Directions for this task
Retype the lines in the data below, starting with the line that contains "close-icon: [1576, 5, 1590, 24]" and going on through the line that contains "maximize-icon: [1520, 5, 1532, 24]", with both of those lines included.

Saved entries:
■ ■ ■

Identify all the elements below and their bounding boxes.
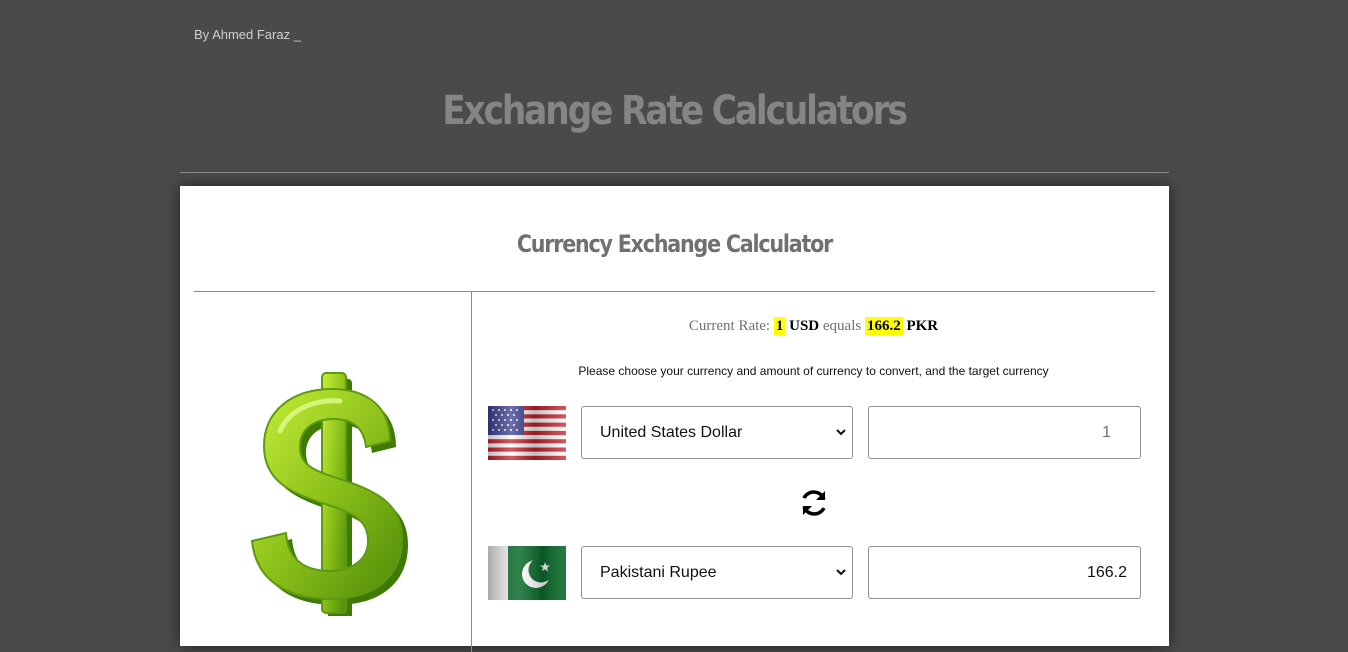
pakistan-flag-icon <box>488 546 566 600</box>
column-divider <box>471 292 472 652</box>
header-divider <box>180 172 1169 173</box>
chevron-down-icon <box>836 569 846 576</box>
rate-equals: equals <box>822 318 862 334</box>
instructions-text: Please choose your currency and amount o… <box>578 364 1049 378</box>
rate-from-amount: 1 <box>773 317 786 335</box>
card-divider <box>194 291 1155 292</box>
byline: By Ahmed Faraz _ <box>194 27 301 42</box>
current-rate: Current Rate: 1 USD equals 166.2 PKR <box>472 317 1155 335</box>
from-amount-input[interactable]: 1 <box>868 406 1141 459</box>
rate-prefix: Current Rate: <box>688 318 771 334</box>
calculator-title: Currency Exchange Calculator <box>516 230 833 258</box>
sync-icon[interactable] <box>798 487 830 519</box>
to-currency-select[interactable]: Pakistani Rupee <box>581 546 853 599</box>
to-amount-value: 166.2 <box>1086 564 1127 581</box>
from-currency-value: United States Dollar <box>600 424 743 441</box>
to-currency-value: Pakistani Rupee <box>600 564 717 581</box>
rate-from-code: USD <box>789 318 820 334</box>
chevron-down-icon <box>836 429 846 436</box>
dollar-sign-icon <box>250 372 408 616</box>
from-amount-value: 1 <box>1102 424 1111 441</box>
us-flag-icon <box>488 406 566 460</box>
page-title: Exchange Rate Calculators <box>442 88 908 134</box>
rate-to-amount: 166.2 <box>864 317 903 335</box>
from-currency-select[interactable]: United States Dollar <box>581 406 853 459</box>
rate-to-code: PKR <box>906 318 939 334</box>
calculator-card: Currency Exchange Calculator Current Rat… <box>180 186 1169 652</box>
to-amount-input[interactable]: 166.2 <box>868 546 1141 599</box>
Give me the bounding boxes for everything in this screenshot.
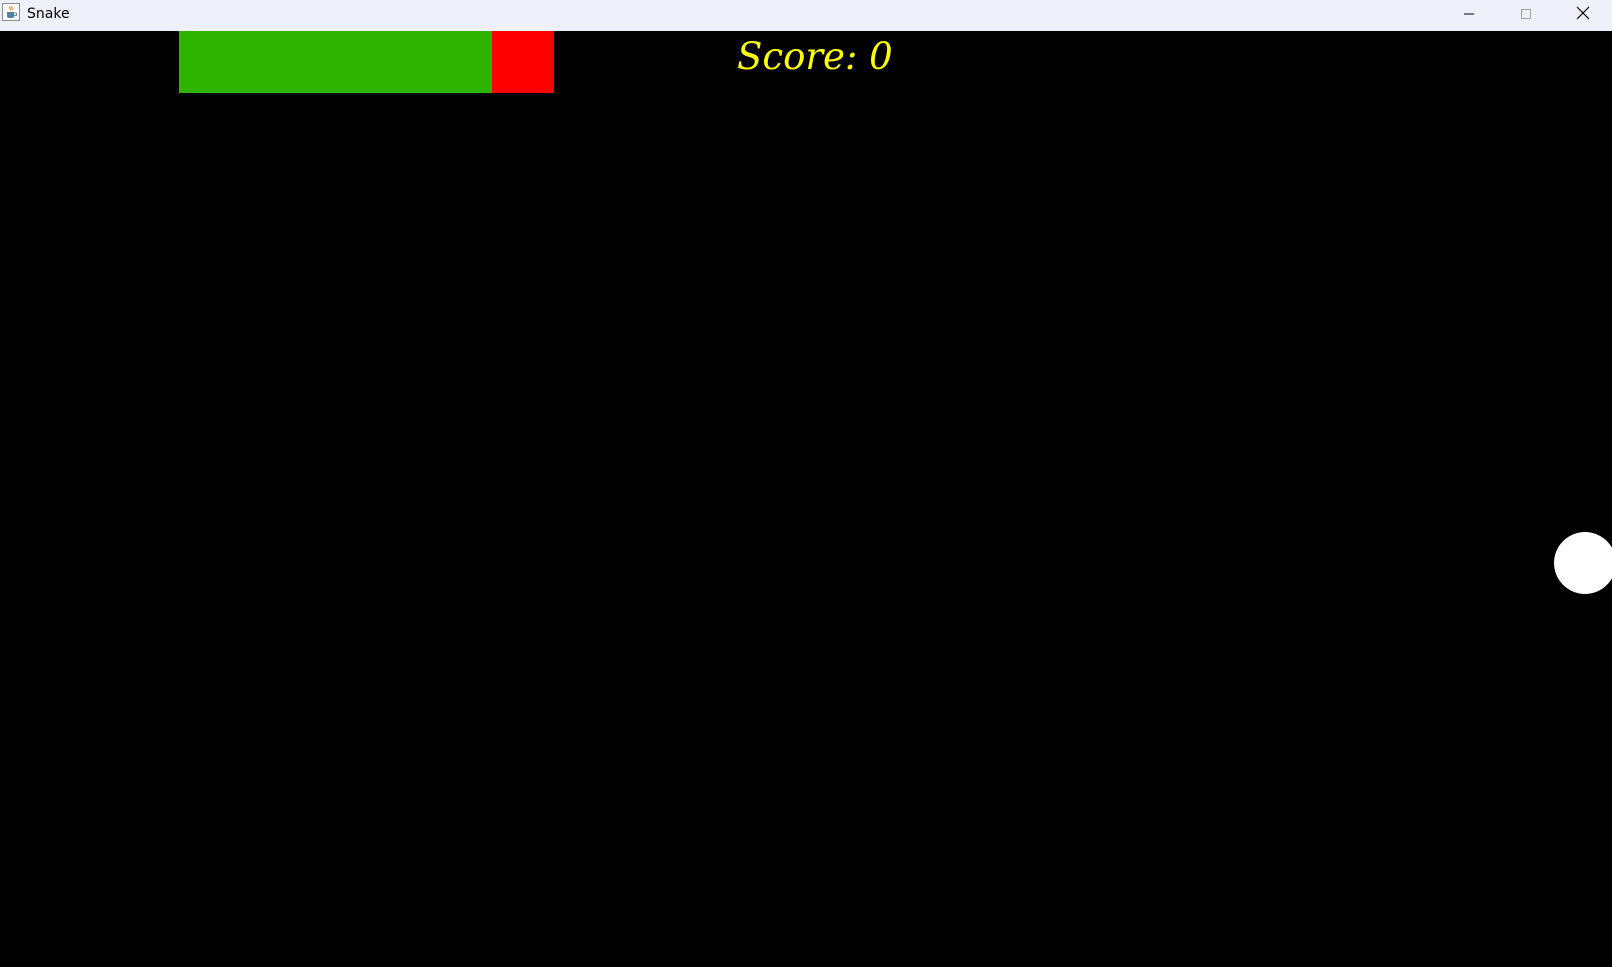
close-icon: [1576, 5, 1590, 24]
minimize-button[interactable]: [1440, 0, 1498, 28]
close-button[interactable]: [1554, 0, 1612, 28]
window-title: Snake: [27, 6, 70, 22]
title-bar[interactable]: Snake: [0, 0, 1612, 31]
maximize-icon: [1520, 5, 1532, 24]
minimize-icon: [1463, 5, 1475, 24]
score-label: Score: 0: [737, 35, 893, 78]
snake-body: [179, 31, 492, 93]
game-board[interactable]: Score: 0: [0, 31, 1612, 967]
snake-head: [492, 31, 554, 93]
food-pellet: [1554, 532, 1612, 594]
maximize-button[interactable]: [1497, 0, 1555, 28]
java-cup-icon: [2, 3, 20, 21]
game-window: Snake Score: 0: [0, 0, 1612, 967]
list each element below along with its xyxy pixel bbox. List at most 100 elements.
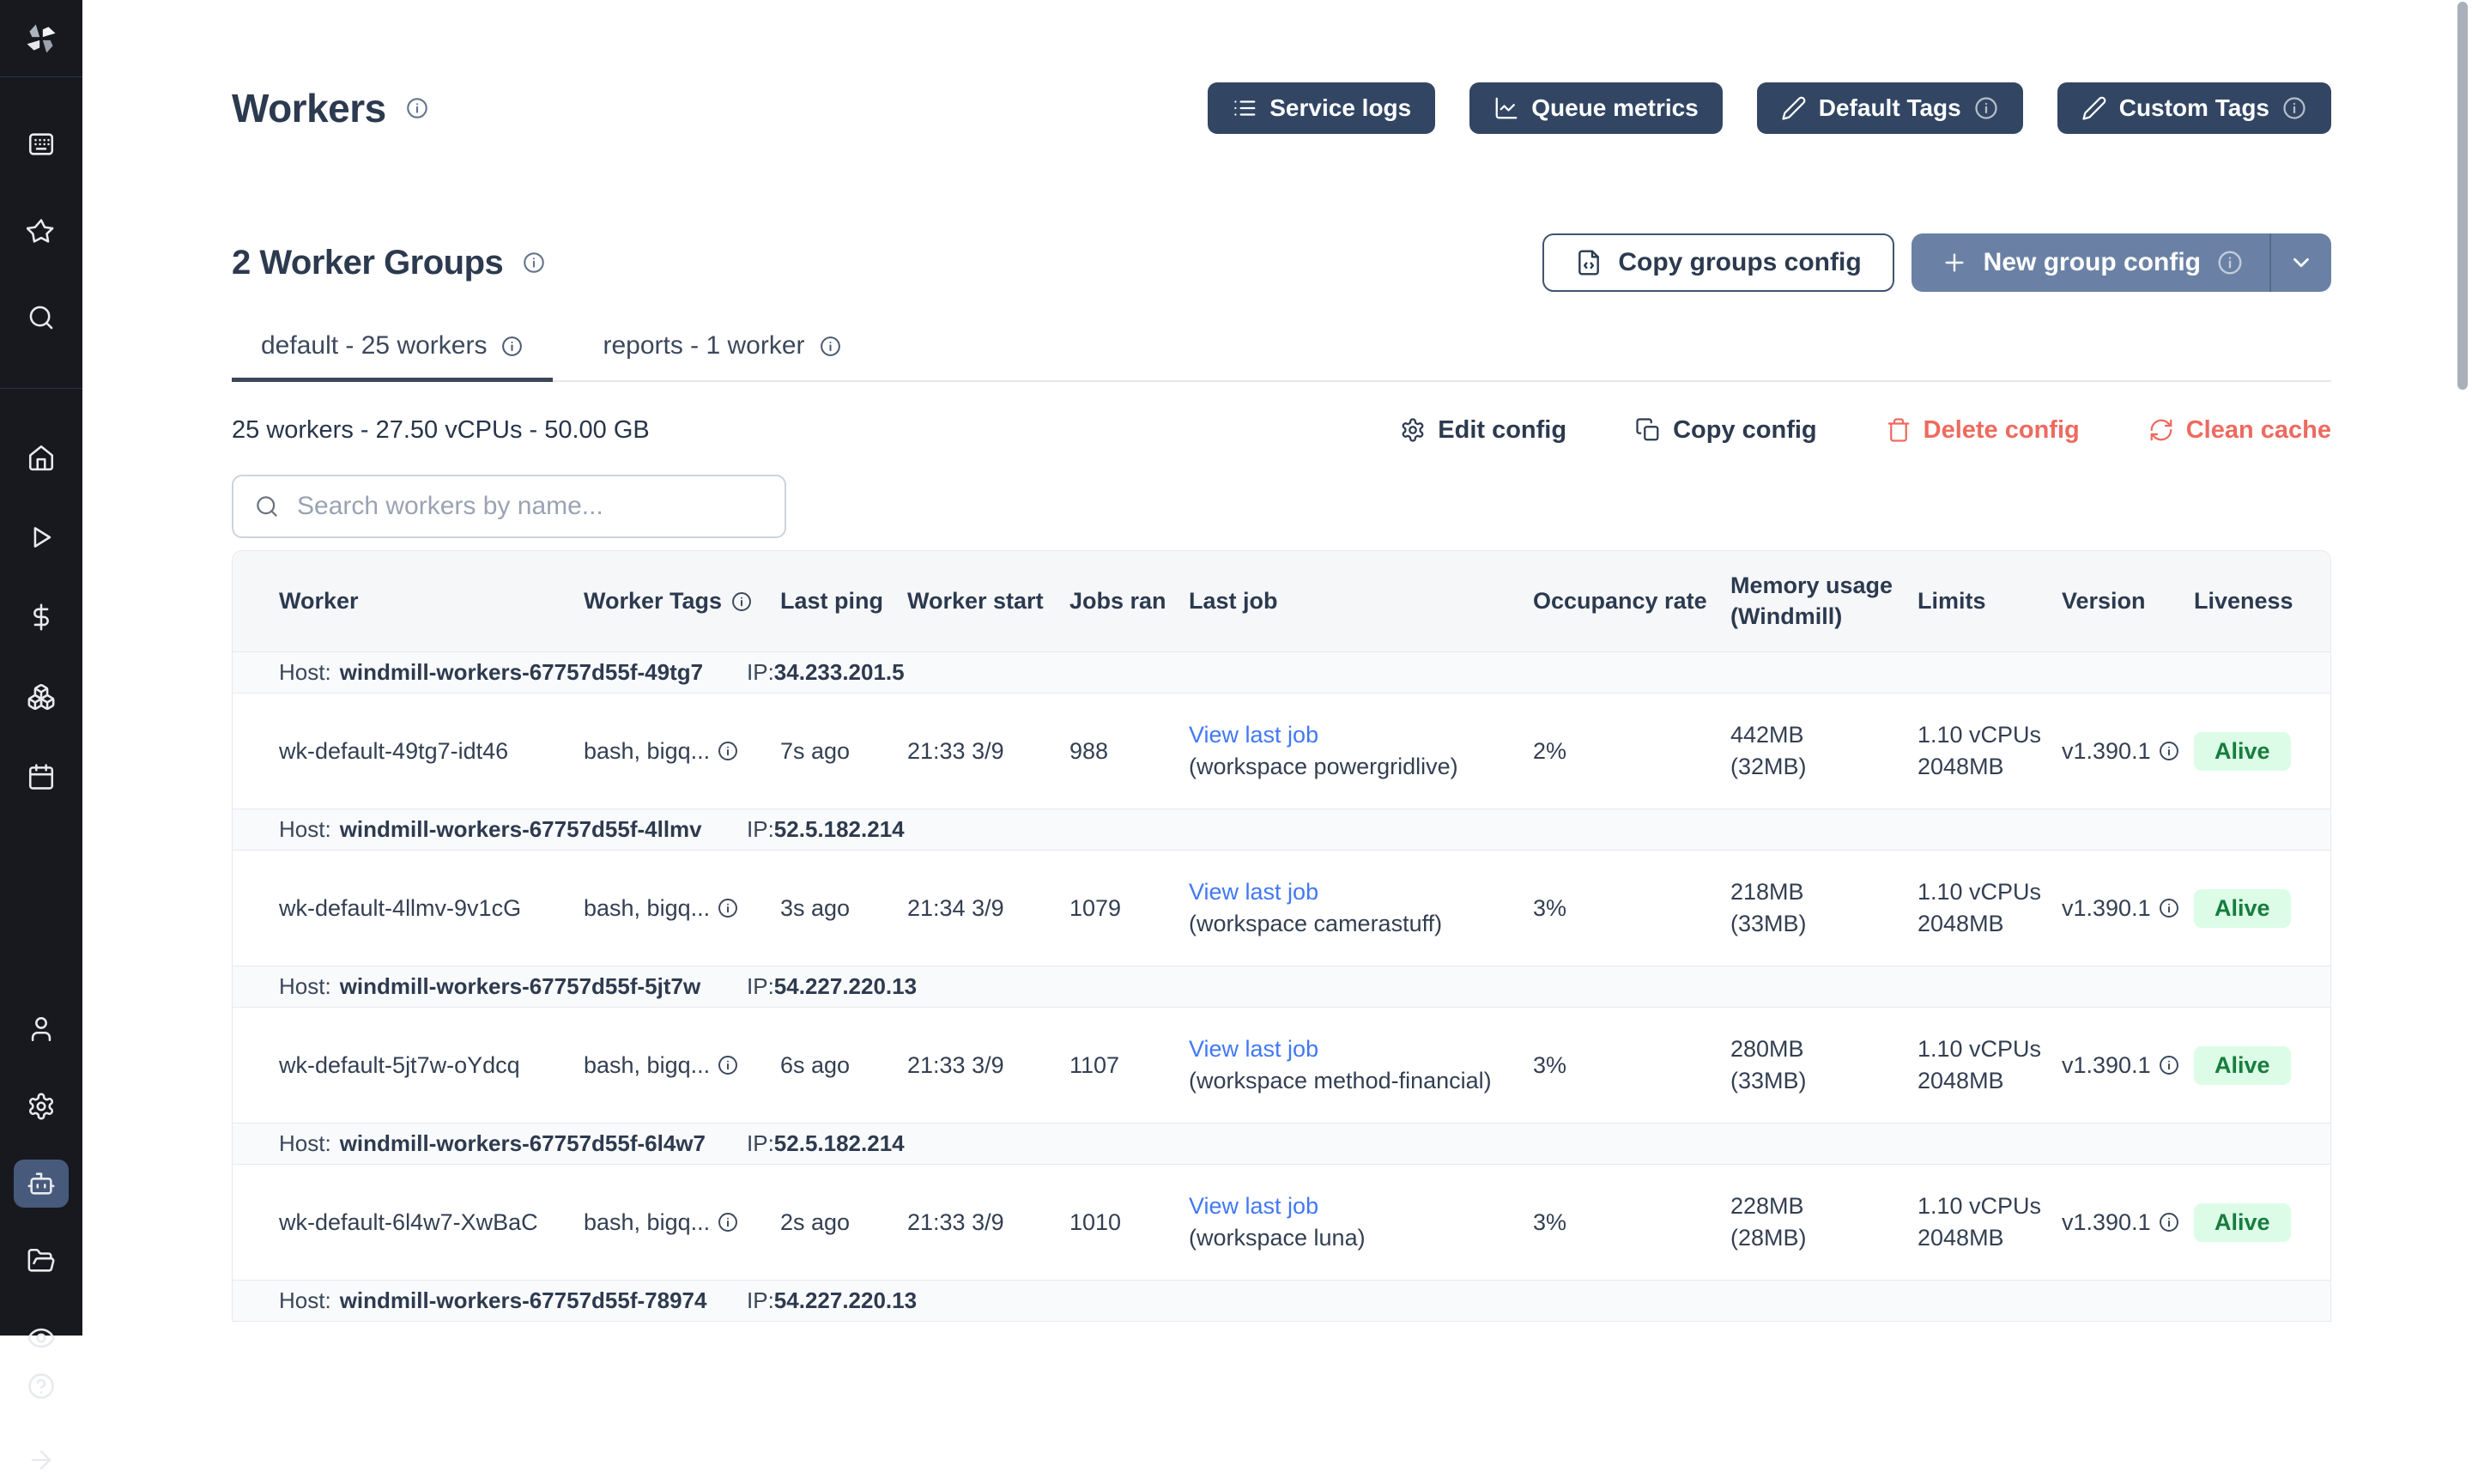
custom-tags-button[interactable]: Custom Tags	[2057, 82, 2331, 134]
view-last-job-link[interactable]: View last job	[1189, 1036, 1533, 1063]
queue-metrics-button[interactable]: Queue metrics	[1469, 82, 1723, 134]
sidebar-item-dollar[interactable]	[14, 593, 69, 641]
button-label: Custom Tags	[2119, 94, 2269, 122]
service-logs-button[interactable]: Service logs	[1208, 82, 1435, 134]
new-group-config-label: New group config	[1984, 248, 2201, 277]
sidebar-item-home[interactable]	[14, 433, 69, 482]
tab-reports[interactable]: reports - 1 worker	[573, 331, 870, 382]
table-body: Host:windmill-workers-67757d55f-49tg7IP:…	[233, 652, 2330, 1322]
liveness: Alive	[2194, 1046, 2330, 1085]
last-job-workspace: (workspace powergridlive)	[1189, 754, 1533, 780]
column-header-label: Worker Tags	[584, 586, 722, 616]
vertical-scrollbar-thumb[interactable]	[2457, 2, 2468, 390]
sidebar-item-calendar[interactable]	[14, 753, 69, 801]
sidebar-item-help[interactable]	[14, 1362, 69, 1410]
host-name: Host:windmill-workers-67757d55f-4llmv	[279, 816, 747, 843]
worker-name: wk-default-49tg7-idt46	[279, 738, 584, 765]
copy-icon	[1635, 417, 1661, 443]
line-chart-icon	[1494, 95, 1519, 121]
delete-config-button[interactable]: Delete config	[1886, 416, 2080, 445]
info-icon[interactable]	[717, 1211, 739, 1233]
column-header-label: Worker	[279, 586, 359, 616]
action-label: Delete config	[1924, 416, 2080, 445]
sidebar-item-play[interactable]	[14, 513, 69, 561]
sidebar-item-eye[interactable]	[14, 1314, 69, 1362]
star-icon	[27, 216, 56, 245]
info-icon[interactable]	[819, 335, 842, 358]
view-last-job-link[interactable]: View last job	[1189, 1193, 1533, 1220]
group-summary-text: 25 workers - 27.50 vCPUs - 50.00 GB	[232, 416, 650, 445]
sidebar-item-settings[interactable]	[14, 1082, 69, 1130]
worker-tags: bash, bigq...	[584, 895, 780, 922]
edit-config-button[interactable]: Edit config	[1400, 416, 1566, 445]
worker-name: wk-default-6l4w7-XwBaC	[279, 1209, 584, 1236]
memory-usage: 442MB(32MB)	[1730, 722, 1918, 780]
column-header-label: Limits	[1918, 586, 1986, 616]
clean-cache-button[interactable]: Clean cache	[2148, 416, 2331, 445]
limits: 1.10 vCPUs2048MB	[1918, 879, 2062, 937]
table-header-row: WorkerWorker TagsLast pingWorker startJo…	[233, 551, 2330, 652]
last-ping: 7s ago	[780, 738, 907, 765]
occupancy-rate: 3%	[1533, 895, 1730, 922]
info-icon[interactable]	[500, 335, 524, 358]
new-group-info-icon[interactable]	[2216, 249, 2244, 276]
memory-usage: 228MB(28MB)	[1730, 1193, 1918, 1251]
worker-groups-row: 2 Worker Groups Copy groups config New g…	[232, 232, 2331, 294]
info-icon[interactable]	[717, 740, 739, 762]
column-header-worker: Worker	[279, 586, 584, 616]
worker-row: wk-default-49tg7-idt46bash, bigq...7s ag…	[233, 694, 2330, 809]
help-icon	[27, 1372, 56, 1401]
info-icon[interactable]	[2158, 740, 2180, 762]
view-last-job-link[interactable]: View last job	[1189, 879, 1533, 906]
worker-name: wk-default-5jt7w-oYdcq	[279, 1052, 584, 1079]
info-icon[interactable]	[730, 591, 753, 613]
sidebar-item-arrow-right[interactable]	[14, 1436, 69, 1484]
file-code-icon	[1575, 249, 1603, 276]
search-input[interactable]	[295, 491, 764, 522]
view-last-job-link[interactable]: View last job	[1189, 722, 1533, 748]
liveness: Alive	[2194, 1203, 2330, 1242]
sidebar-item-user[interactable]	[14, 1005, 69, 1053]
tab-default[interactable]: default - 25 workers	[232, 331, 553, 382]
chevron-down-icon	[2288, 250, 2314, 276]
column-header-occupancy-rate: Occupancy rate	[1533, 586, 1730, 616]
workers-info-icon[interactable]	[405, 96, 429, 120]
host-name: Host:windmill-workers-67757d55f-5jt7w	[279, 973, 747, 1000]
dollar-icon	[27, 603, 56, 632]
sidebar-item-search[interactable]	[14, 294, 69, 342]
worker-groups-info-icon[interactable]	[522, 251, 546, 275]
default-tags-button[interactable]: Default Tags	[1757, 82, 2023, 134]
column-header-label: Liveness	[2194, 586, 2293, 616]
button-label: Queue metrics	[1531, 94, 1699, 122]
action-label: Edit config	[1438, 416, 1566, 445]
memory-total: 442MB	[1730, 722, 1918, 748]
trash-icon	[1886, 417, 1912, 443]
info-icon[interactable]	[717, 897, 739, 919]
column-header-label: Last ping	[780, 586, 883, 616]
new-group-config-button[interactable]: New group config	[1912, 233, 2331, 292]
column-header-memory-usage: Memory usage(Windmill)	[1730, 571, 1918, 631]
sidebar-item-boxes[interactable]	[14, 673, 69, 721]
liveness-badge: Alive	[2194, 732, 2291, 771]
info-icon[interactable]	[2158, 1211, 2180, 1233]
windmill-logo[interactable]	[0, 0, 82, 77]
info-icon[interactable]	[2158, 1054, 2180, 1076]
host-row: Host:windmill-workers-67757d55f-4llmvIP:…	[233, 809, 2330, 851]
info-icon[interactable]	[2158, 897, 2180, 919]
limits-memory: 2048MB	[1918, 911, 2062, 937]
memory-total: 280MB	[1730, 1036, 1918, 1063]
host-label: Host:	[279, 816, 331, 843]
info-icon[interactable]	[717, 1054, 739, 1076]
host-label: Host:	[279, 1130, 331, 1157]
group-summary-row: 25 workers - 27.50 vCPUs - 50.00 GB Edit…	[232, 411, 2331, 449]
new-group-config-dropdown[interactable]	[2269, 233, 2331, 292]
copy-config-button[interactable]: Copy config	[1635, 416, 1817, 445]
copy-groups-config-button[interactable]: Copy groups config	[1542, 233, 1893, 292]
sidebar-item-keypad[interactable]	[14, 120, 69, 168]
sidebar-item-star[interactable]	[14, 207, 69, 255]
settings-icon	[27, 1092, 56, 1121]
liveness: Alive	[2194, 889, 2330, 928]
info-icon	[1973, 95, 1999, 121]
sidebar-item-folder-open[interactable]	[14, 1237, 69, 1285]
sidebar-item-robot[interactable]	[14, 1160, 69, 1208]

■ ■ ■

The output
close-icon: [1576, 5, 1590, 24]
minimize-button[interactable]: [1440, 0, 1498, 28]
close-button[interactable]: [1554, 0, 1612, 28]
window-title: Snake: [27, 6, 70, 22]
title-bar[interactable]: Snake: [0, 0, 1612, 31]
maximize-icon: [1520, 5, 1532, 24]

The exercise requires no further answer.